# [Material provided]
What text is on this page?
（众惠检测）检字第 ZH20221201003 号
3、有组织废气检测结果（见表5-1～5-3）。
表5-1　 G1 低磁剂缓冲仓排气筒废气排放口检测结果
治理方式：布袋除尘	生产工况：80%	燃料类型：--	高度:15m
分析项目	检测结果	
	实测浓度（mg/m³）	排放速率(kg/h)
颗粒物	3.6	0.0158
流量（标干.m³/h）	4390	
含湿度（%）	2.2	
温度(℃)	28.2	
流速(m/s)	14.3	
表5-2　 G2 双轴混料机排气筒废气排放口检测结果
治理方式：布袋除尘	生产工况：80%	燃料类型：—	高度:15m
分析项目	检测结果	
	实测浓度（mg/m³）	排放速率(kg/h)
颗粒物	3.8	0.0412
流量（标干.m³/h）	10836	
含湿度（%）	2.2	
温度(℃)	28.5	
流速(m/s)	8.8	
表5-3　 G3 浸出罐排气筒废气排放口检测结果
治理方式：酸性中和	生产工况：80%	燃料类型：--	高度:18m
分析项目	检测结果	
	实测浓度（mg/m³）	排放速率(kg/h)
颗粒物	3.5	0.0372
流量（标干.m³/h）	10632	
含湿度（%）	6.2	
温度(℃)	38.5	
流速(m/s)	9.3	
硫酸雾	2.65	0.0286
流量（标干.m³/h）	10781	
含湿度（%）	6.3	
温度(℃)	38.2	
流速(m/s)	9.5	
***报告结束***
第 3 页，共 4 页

# [Your instructions]
Copy the entries above exactly, leaving none out.

# [Solution]
What text is on this page?
（众惠检测）检字第 ZH20221201003 号
3、有组织废气检测结果（见表5-1～5-3）。
表5-1　 G1 低磁剂缓冲仓排气筒废气排放口检测结果
治理方式：布袋除尘	生产工况：80%	燃料类型：--	高度:15m
分析项目	检测结果	
	实测浓度（mg/m³）	排放速率(kg/h)
颗粒物	3.6	0.0158
流量（标干.m³/h）	4390	
含湿度（%）	2.2	
温度(℃)	28.2	
流速(m/s)	14.3	
表5-2　 G2 双轴混料机排气筒废气排放口检测结果
治理方式：布袋除尘	生产工况：80%	燃料类型：—	高度:15m
分析项目	检测结果	
	实测浓度（mg/m³）	排放速率(kg/h)
颗粒物	3.8	0.0412
流量（标干.m³/h）	10836	
含湿度（%）	2.2	
温度(℃)	28.5	
流速(m/s)	8.8	
表5-3　 G3 浸出罐排气筒废气排放口检测结果
治理方式：酸性中和	生产工况：80%	燃料类型：--	高度:18m
分析项目	检测结果	
	实测浓度（mg/m³）	排放速率(kg/h)
颗粒物	3.5	0.0372
流量（标干.m³/h）	10632	
含湿度（%）	6.2	
温度(℃)	38.5	
流速(m/s)	9.3	
硫酸雾	2.65	0.0286
流量（标干.m³/h）	10781	
含湿度（%）	6.3	
温度(℃)	38.2	
流速(m/s)	9.5	
***报告结束***
第 3 页，共 4 页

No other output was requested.